[Data items]

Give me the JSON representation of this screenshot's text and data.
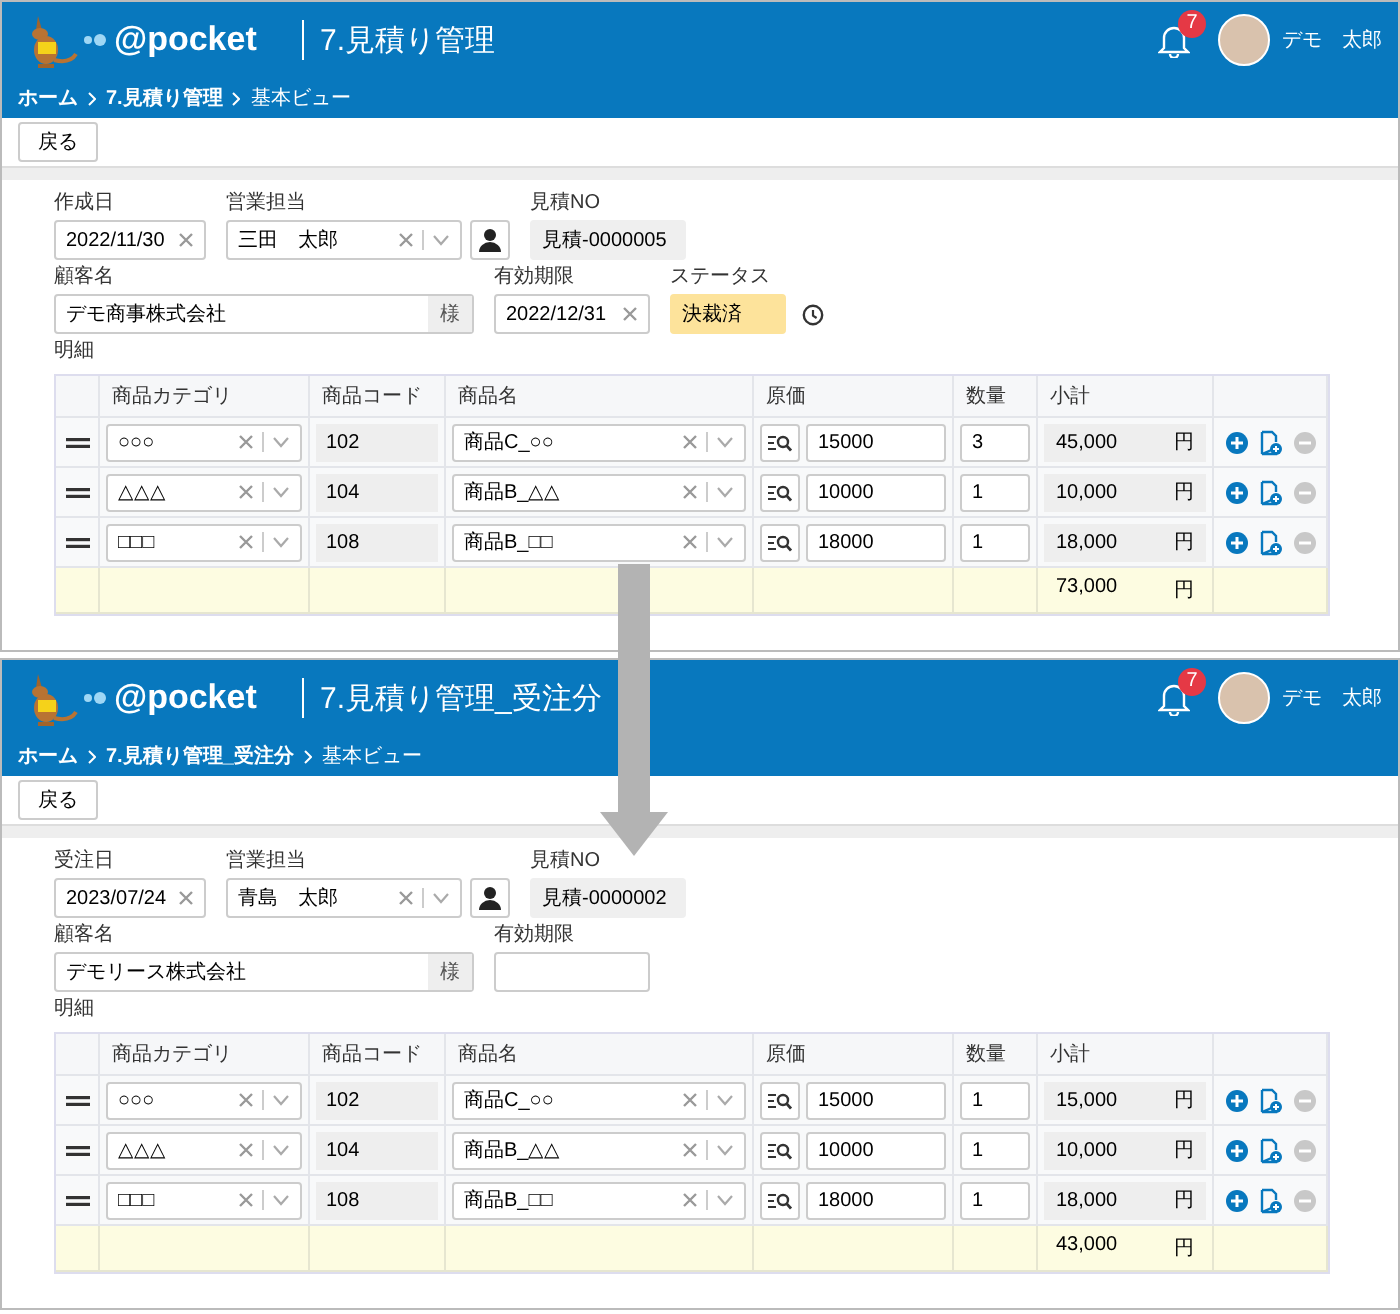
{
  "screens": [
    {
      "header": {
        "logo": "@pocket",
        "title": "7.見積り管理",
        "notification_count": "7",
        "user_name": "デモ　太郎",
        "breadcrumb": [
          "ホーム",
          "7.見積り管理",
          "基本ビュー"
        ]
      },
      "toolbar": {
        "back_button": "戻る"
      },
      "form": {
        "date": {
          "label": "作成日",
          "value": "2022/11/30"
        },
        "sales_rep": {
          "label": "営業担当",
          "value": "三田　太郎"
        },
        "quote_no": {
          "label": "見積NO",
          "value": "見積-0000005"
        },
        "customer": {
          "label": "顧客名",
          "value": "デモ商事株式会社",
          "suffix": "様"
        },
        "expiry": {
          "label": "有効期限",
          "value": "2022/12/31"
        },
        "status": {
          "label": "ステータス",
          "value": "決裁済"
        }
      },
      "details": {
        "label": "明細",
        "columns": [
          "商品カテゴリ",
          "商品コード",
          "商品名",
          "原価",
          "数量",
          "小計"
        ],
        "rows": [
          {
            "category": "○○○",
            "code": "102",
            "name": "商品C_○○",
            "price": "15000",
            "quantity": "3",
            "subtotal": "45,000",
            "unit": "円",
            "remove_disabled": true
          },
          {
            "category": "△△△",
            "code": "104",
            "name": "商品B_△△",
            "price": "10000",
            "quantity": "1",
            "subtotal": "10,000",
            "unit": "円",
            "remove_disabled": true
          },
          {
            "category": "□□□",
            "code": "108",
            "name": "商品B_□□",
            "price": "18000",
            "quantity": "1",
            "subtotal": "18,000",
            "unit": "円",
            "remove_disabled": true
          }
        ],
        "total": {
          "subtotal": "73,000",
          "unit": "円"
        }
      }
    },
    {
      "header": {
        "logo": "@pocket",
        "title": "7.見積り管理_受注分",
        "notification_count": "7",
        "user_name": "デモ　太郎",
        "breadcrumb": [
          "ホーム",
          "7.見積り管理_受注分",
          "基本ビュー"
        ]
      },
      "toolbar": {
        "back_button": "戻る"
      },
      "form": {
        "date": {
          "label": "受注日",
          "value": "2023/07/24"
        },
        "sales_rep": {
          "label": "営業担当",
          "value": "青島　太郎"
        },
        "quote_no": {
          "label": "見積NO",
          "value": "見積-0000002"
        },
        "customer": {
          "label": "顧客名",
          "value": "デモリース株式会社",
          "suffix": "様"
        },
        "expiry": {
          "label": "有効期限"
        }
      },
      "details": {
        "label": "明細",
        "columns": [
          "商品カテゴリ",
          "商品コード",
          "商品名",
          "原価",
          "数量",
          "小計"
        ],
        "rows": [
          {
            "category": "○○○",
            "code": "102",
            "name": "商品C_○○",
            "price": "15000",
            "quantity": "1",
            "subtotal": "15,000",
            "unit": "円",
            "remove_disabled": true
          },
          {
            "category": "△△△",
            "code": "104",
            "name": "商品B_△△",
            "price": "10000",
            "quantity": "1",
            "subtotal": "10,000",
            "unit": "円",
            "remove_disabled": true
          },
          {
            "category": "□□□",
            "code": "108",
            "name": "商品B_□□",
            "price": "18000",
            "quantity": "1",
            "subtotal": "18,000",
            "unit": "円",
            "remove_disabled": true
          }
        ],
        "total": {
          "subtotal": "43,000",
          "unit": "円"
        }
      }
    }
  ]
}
* * *
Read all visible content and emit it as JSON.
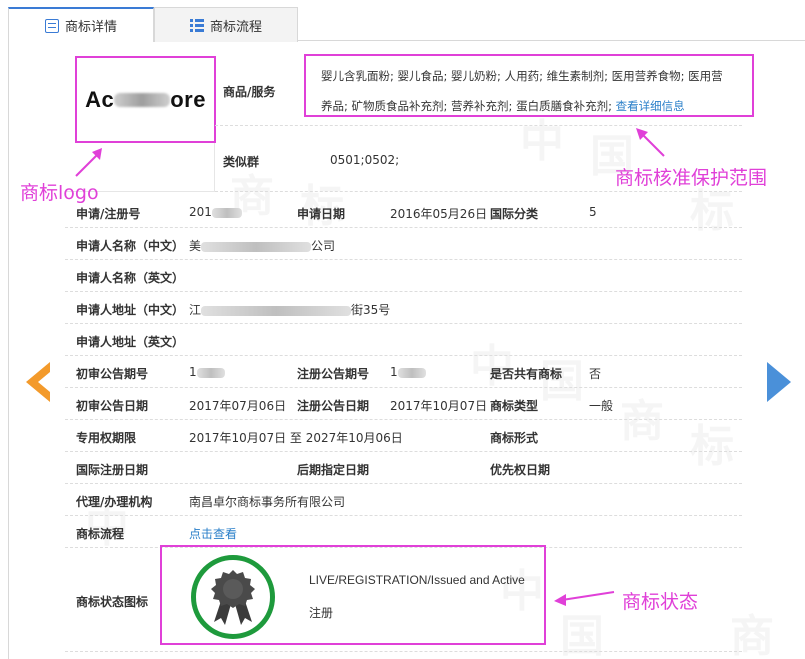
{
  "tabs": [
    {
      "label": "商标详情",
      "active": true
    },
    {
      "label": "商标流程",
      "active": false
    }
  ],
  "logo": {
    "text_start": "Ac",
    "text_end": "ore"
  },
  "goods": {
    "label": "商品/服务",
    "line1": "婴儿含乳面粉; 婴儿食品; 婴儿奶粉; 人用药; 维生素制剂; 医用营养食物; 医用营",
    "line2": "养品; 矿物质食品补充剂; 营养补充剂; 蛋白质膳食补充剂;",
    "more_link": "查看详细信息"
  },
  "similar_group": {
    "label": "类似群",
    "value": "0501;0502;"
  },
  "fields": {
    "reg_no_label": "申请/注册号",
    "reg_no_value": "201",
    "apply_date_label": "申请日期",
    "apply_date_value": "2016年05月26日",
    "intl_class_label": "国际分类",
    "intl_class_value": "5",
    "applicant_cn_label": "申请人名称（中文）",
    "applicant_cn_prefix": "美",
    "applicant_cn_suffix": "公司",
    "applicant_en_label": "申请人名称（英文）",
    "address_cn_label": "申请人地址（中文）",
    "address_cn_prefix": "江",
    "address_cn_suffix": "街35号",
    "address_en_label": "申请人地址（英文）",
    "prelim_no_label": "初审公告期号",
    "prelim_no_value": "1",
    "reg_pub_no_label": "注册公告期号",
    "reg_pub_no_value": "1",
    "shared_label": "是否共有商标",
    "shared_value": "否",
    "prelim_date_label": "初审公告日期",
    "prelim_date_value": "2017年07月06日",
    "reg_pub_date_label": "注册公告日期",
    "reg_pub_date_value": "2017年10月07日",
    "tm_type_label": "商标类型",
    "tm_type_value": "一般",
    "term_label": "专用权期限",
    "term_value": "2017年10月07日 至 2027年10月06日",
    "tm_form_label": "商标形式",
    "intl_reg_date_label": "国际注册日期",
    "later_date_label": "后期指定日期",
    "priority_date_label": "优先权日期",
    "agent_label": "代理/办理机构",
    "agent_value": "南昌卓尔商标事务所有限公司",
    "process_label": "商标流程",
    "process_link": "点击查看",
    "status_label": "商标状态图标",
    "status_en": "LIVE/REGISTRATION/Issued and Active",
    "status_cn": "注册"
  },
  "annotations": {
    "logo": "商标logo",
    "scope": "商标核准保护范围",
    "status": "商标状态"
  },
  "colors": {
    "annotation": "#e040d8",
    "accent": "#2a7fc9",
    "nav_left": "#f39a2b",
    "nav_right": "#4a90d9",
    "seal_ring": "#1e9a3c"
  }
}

INSTRUCTION:
Scan the listing above for the word "JSON" and show each line where it is found.

SOLUTION TO THE EXERCISE:
Give me the JSON representation of this screenshot's text and data.
Read all visible content and emit it as JSON.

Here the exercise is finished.